Dataset entries:

· · ·

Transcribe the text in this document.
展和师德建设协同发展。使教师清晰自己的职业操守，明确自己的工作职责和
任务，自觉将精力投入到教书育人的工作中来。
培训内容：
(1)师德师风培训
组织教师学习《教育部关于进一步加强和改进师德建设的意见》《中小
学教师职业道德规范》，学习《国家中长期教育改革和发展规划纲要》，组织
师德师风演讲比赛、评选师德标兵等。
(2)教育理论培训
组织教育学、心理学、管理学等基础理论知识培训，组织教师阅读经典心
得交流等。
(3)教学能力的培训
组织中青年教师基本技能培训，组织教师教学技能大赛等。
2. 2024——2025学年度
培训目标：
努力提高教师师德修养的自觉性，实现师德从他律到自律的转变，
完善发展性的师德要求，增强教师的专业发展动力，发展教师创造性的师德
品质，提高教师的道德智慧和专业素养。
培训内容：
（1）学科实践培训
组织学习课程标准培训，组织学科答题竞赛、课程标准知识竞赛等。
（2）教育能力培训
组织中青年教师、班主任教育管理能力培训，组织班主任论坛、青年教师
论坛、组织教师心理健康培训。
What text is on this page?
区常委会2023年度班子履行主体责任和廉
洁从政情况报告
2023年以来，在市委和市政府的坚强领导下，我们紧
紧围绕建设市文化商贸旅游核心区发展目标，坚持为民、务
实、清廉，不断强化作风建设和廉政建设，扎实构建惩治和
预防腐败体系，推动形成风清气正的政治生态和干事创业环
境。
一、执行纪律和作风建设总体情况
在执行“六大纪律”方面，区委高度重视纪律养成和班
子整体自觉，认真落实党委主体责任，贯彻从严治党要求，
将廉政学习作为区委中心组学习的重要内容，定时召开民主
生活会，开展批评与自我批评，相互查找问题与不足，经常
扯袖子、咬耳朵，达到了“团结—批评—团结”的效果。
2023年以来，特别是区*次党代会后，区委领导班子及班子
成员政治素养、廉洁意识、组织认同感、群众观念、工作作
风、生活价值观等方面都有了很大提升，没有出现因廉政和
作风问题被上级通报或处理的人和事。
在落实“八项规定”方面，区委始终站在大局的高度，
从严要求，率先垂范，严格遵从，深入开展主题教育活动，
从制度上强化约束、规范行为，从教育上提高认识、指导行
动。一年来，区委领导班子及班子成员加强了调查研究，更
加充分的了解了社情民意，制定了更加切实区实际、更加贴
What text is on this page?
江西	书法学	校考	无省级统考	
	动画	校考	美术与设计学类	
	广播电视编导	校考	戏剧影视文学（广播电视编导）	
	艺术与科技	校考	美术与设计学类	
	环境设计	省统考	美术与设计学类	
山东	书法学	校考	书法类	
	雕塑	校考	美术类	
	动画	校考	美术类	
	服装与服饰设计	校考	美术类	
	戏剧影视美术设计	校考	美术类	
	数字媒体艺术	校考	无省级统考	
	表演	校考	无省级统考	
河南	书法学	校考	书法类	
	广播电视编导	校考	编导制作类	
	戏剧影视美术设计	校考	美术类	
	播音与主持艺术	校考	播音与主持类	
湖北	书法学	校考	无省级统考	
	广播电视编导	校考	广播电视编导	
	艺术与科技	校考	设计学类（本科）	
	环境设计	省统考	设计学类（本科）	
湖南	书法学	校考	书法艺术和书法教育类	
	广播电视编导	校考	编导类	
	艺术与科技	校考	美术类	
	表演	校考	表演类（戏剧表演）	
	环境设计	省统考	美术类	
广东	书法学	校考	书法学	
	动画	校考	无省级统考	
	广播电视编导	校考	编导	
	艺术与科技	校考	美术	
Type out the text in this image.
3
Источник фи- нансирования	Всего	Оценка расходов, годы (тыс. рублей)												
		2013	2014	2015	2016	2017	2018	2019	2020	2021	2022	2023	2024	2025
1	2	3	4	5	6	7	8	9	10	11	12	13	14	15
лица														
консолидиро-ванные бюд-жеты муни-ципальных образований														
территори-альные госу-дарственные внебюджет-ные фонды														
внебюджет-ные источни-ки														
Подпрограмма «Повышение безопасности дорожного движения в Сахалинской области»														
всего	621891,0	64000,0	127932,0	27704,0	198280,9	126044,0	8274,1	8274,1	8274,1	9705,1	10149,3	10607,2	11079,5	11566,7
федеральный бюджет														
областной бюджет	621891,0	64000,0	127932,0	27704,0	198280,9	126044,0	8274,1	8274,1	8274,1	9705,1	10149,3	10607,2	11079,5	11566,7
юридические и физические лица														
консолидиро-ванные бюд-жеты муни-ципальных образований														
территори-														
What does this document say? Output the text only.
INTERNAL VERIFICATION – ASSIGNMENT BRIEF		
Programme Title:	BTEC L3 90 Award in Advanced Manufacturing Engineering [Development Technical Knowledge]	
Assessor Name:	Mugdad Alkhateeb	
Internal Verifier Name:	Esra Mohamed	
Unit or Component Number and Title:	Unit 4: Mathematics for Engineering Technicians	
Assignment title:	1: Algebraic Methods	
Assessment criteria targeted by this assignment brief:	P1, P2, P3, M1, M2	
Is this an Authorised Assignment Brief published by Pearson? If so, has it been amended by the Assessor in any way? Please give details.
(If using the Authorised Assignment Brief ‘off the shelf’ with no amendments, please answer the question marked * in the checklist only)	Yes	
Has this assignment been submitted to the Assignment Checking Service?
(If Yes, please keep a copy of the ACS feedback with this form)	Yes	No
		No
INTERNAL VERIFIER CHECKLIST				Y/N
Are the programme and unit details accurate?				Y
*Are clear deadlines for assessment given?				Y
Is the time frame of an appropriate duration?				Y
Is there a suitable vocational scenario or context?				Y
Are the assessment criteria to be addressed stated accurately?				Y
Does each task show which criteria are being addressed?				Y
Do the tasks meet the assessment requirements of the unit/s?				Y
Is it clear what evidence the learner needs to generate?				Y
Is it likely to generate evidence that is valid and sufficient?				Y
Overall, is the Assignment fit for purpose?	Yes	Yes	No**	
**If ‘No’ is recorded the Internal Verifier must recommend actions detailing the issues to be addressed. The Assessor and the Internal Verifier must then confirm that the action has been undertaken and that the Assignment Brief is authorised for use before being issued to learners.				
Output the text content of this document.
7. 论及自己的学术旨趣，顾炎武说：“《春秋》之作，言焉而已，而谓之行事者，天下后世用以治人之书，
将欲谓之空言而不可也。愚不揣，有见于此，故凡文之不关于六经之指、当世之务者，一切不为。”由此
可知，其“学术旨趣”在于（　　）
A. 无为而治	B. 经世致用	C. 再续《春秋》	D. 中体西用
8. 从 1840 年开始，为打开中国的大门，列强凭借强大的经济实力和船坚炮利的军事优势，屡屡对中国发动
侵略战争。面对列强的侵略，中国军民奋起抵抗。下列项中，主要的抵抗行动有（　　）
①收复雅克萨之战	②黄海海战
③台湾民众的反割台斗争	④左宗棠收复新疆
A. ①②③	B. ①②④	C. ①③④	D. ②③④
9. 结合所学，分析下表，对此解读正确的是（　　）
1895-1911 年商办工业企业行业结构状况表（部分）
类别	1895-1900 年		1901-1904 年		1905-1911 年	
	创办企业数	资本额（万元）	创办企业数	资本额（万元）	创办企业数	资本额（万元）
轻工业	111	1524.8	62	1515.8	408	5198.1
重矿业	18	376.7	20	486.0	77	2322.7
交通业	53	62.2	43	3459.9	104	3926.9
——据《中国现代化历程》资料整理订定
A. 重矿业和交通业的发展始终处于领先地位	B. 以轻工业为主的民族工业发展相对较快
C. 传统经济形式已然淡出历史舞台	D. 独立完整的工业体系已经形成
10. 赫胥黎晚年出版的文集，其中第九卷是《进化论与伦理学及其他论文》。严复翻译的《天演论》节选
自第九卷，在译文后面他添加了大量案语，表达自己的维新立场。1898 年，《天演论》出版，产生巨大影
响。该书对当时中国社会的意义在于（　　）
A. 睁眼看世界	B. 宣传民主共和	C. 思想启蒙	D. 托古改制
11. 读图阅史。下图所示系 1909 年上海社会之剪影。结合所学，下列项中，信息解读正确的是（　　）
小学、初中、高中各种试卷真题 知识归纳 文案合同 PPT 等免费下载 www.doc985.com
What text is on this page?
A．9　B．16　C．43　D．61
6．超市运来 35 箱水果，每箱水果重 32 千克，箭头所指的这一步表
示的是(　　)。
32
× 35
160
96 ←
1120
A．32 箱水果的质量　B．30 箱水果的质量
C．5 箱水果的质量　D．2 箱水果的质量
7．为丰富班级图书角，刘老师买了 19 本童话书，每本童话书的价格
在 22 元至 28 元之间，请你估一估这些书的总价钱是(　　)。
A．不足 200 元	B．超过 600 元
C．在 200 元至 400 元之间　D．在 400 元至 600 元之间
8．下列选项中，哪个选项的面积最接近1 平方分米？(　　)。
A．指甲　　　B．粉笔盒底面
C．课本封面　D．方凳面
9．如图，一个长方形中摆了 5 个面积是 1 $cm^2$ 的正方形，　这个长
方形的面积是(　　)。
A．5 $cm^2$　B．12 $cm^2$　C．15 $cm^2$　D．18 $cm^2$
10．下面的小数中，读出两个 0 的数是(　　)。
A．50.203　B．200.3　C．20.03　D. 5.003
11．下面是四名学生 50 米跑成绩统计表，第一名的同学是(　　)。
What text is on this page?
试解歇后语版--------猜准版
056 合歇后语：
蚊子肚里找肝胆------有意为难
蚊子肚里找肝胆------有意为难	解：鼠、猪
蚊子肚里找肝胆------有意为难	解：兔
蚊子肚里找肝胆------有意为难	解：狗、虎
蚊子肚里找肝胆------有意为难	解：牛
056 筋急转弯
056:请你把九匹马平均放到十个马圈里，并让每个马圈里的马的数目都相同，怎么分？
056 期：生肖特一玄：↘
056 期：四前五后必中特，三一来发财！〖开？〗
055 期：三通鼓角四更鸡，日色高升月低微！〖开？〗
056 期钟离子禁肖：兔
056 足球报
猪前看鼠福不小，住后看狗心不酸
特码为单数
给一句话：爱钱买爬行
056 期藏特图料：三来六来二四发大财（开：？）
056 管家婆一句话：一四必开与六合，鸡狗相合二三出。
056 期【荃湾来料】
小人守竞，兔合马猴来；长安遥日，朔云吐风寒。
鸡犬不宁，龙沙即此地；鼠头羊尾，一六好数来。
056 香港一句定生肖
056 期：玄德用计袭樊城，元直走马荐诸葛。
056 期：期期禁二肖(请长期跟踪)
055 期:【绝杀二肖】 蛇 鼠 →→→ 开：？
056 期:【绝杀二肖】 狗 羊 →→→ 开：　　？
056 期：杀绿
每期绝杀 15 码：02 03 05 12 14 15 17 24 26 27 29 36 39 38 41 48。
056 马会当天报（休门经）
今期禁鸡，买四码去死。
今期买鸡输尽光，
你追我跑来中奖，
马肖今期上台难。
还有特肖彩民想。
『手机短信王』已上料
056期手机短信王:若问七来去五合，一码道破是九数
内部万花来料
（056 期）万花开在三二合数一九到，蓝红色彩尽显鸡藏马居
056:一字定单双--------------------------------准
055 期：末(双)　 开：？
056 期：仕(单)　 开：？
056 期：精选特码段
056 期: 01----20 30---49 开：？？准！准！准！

· · ·

* _WHAT IS EXPECTED_
Which lines hold the word "лица"? Show each one.

* _ANSWER TO THE TASK_
лица														
юридические и физические лица														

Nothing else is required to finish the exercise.